Your instructions → Copy out each line containing "Hispanidad" from the entries below.

Exercise inputs →
· · ·
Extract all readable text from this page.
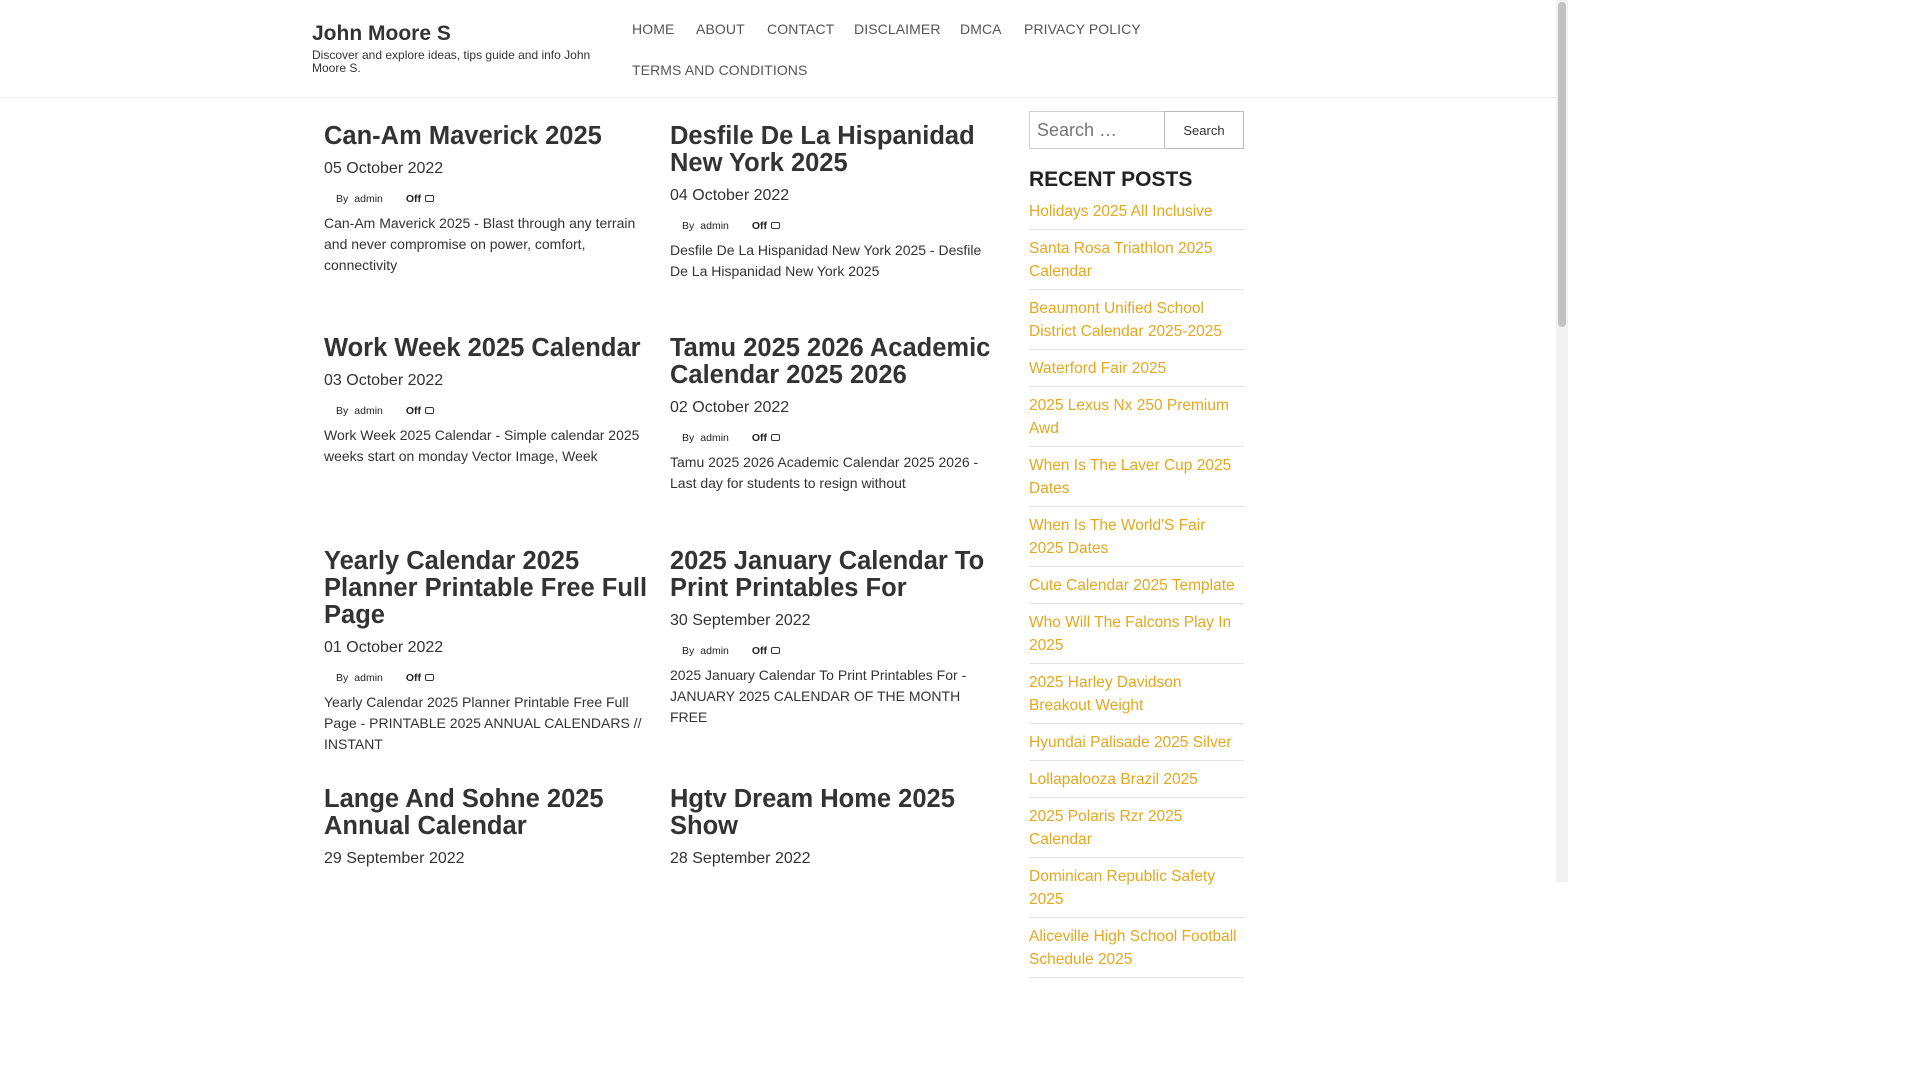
John Moore S
Discover and explore ideas, tips guide and info John Moore S.
HOME ABOUT CONTACT DISCLAIMER DMCA PRIVACY POLICY
TERMS AND CONDITIONS
Can-Am Maverick 2025
05 October 2022
By admin Off

Can-Am Maverick 2025 - Blast through any terrain and never compromise on power, comfort, connectivity

Desfile De La Hispanidad New York 2025
04 October 2022
By admin Off

Desfile De La Hispanidad New York 2025 - Desfile De La Hispanidad New York 2025

Work Week 2025 Calendar
03 October 2022
By admin Off

Work Week 2025 Calendar - Simple calendar 2025 weeks start on monday Vector Image, Week

Tamu 2025 2026 Academic Calendar 2025 2026
02 October 2022
By admin Off

Tamu 2025 2026 Academic Calendar 2025 2026 - Last day for students to resign without

Yearly Calendar 2025 Planner Printable Free Full Page
01 October 2022
By admin Off

Yearly Calendar 2025 Planner Printable Free Full Page - PRINTABLE 2025 ANNUAL CALENDARS // INSTANT

2025 January Calendar To Print Printables For
30 September 2022
By admin Off

2025 January Calendar To Print Printables For - JANUARY 2025 CALENDAR OF THE MONTH FREE

Lange And Sohne 2025 Annual Calendar
29 September 2022
Hgtv Dream Home 2025 Show
28 September 2022
Search …
Search
RECENT POSTS
Holidays 2025 All Inclusive
Santa Rosa Triathlon 2025 Calendar
Beaumont Unified School District Calendar 2025-2025
Waterford Fair 2025
2025 Lexus Nx 250 Premium Awd
When Is The Laver Cup 2025 Dates
When Is The World'S Fair 2025 Dates
Cute Calendar 2025 Template
Who Will The Falcons Play In 2025
2025 Harley Davidson Breakout Weight
Hyundai Palisade 2025 Silver
Lollapalooza Brazil 2025
2025 Polaris Rzr 2025 Calendar
Dominican Republic Safety 2025
Aliceville High School Football Schedule 2025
· · ·
Reply to the task →
Desfile De La Hispanidad New York 2025
Desfile De La Hispanidad New York 2025 - Desfile De La Hispanidad New York 2025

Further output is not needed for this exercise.